» What you need to do:
Look through the lines below and extract each one that contains "this".

*-*-*

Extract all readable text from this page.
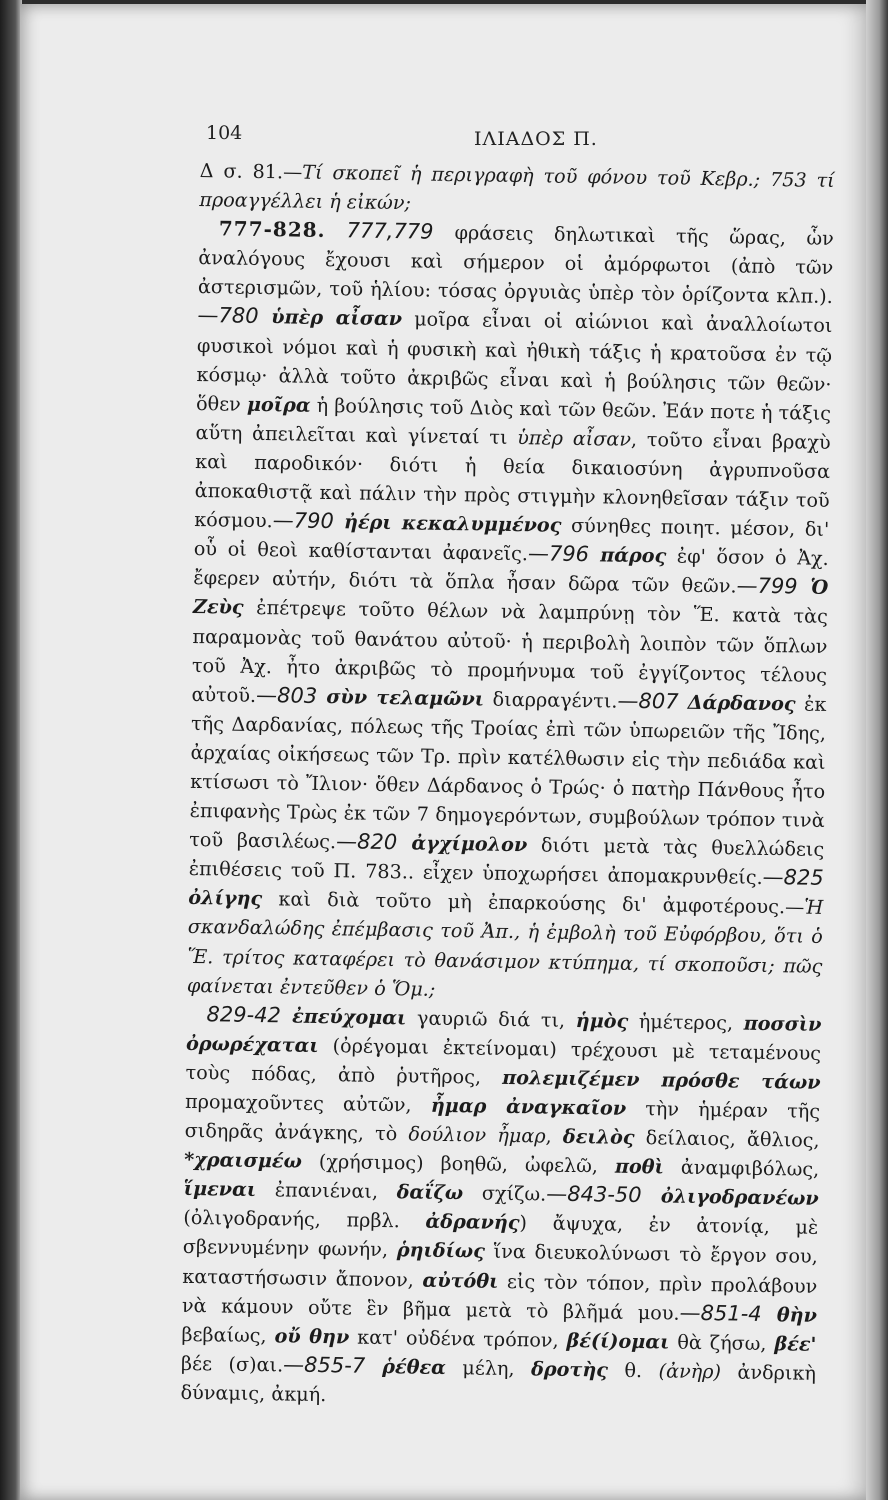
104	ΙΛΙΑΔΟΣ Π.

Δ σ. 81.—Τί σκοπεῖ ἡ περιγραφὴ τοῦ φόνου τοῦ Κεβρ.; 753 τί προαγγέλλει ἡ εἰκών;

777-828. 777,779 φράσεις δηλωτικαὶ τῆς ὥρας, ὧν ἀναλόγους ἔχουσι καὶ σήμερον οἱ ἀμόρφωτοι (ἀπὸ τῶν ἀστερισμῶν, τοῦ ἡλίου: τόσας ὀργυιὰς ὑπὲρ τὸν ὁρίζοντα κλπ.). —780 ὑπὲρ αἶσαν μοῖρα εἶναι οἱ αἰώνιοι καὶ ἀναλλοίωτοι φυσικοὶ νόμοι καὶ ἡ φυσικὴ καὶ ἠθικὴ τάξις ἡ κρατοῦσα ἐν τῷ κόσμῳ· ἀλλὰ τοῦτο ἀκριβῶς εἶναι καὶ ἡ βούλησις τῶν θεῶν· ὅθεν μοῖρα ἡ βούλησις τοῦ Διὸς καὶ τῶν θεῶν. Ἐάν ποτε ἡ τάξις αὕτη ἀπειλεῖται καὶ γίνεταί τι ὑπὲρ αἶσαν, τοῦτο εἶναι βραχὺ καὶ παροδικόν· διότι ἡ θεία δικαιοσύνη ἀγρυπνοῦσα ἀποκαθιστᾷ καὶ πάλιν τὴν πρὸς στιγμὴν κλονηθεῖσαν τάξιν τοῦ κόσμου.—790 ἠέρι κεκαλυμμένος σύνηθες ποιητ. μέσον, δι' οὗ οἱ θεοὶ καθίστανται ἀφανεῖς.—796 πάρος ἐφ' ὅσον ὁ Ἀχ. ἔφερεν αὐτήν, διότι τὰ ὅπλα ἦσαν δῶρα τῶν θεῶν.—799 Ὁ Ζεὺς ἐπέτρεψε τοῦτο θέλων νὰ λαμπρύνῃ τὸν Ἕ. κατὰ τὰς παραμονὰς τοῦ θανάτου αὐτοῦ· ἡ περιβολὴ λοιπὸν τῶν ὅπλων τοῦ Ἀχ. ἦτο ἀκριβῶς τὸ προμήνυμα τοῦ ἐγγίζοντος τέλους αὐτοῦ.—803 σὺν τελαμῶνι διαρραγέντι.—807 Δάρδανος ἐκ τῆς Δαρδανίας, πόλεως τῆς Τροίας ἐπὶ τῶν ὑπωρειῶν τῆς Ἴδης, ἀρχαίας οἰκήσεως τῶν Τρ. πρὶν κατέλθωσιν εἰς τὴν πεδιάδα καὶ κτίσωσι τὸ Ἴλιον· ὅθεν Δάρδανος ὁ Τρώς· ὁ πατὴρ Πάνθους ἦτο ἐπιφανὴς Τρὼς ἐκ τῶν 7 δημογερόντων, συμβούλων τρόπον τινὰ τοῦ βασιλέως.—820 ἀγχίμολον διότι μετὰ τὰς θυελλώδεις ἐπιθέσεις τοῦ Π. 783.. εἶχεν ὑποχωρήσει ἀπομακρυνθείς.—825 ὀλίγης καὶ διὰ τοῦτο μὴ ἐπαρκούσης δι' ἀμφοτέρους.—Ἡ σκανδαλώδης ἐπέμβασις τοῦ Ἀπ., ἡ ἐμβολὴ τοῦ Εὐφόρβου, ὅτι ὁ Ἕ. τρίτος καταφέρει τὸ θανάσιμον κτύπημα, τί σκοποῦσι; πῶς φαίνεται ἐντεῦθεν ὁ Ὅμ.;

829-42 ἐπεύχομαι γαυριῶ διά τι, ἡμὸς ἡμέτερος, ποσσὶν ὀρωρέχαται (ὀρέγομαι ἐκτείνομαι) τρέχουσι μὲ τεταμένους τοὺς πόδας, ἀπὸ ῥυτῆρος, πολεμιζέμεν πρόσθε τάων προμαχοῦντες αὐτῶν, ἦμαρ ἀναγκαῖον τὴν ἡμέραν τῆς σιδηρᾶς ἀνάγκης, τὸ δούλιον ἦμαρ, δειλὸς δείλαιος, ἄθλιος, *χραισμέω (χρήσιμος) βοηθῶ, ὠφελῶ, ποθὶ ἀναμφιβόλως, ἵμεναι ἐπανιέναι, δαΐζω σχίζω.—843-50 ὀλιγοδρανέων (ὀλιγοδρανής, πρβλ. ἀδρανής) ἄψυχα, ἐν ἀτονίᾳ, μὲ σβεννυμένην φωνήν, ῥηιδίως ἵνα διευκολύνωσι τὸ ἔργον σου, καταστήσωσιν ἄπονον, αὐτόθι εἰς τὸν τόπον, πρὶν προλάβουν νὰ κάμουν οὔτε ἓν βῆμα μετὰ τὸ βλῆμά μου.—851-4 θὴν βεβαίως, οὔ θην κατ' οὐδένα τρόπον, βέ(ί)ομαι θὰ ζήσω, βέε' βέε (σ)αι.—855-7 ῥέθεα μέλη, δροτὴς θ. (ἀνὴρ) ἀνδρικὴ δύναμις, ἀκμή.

*-*-*

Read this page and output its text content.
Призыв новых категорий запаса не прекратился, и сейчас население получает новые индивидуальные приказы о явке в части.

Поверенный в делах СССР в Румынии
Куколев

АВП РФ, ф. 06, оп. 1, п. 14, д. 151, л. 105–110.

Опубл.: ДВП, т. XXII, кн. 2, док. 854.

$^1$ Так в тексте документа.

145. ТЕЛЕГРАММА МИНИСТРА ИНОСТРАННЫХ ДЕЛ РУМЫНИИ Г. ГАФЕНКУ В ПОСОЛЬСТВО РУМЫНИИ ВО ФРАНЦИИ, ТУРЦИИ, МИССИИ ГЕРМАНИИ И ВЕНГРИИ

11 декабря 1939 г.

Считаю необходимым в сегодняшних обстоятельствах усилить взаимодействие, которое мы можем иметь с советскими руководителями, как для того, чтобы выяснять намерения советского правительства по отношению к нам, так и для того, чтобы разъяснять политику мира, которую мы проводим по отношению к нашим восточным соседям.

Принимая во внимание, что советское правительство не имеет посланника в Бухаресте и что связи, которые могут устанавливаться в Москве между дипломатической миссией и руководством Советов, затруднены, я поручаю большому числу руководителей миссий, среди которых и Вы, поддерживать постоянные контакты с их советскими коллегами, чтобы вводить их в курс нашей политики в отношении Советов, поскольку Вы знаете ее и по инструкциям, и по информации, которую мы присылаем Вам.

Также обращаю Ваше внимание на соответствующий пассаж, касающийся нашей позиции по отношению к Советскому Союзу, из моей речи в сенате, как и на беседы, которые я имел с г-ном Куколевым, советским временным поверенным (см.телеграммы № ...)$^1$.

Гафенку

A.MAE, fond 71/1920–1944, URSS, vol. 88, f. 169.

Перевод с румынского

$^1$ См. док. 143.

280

*-*-*

» Answer below:
Extract all readable text from this page.
Read this page and output its text content.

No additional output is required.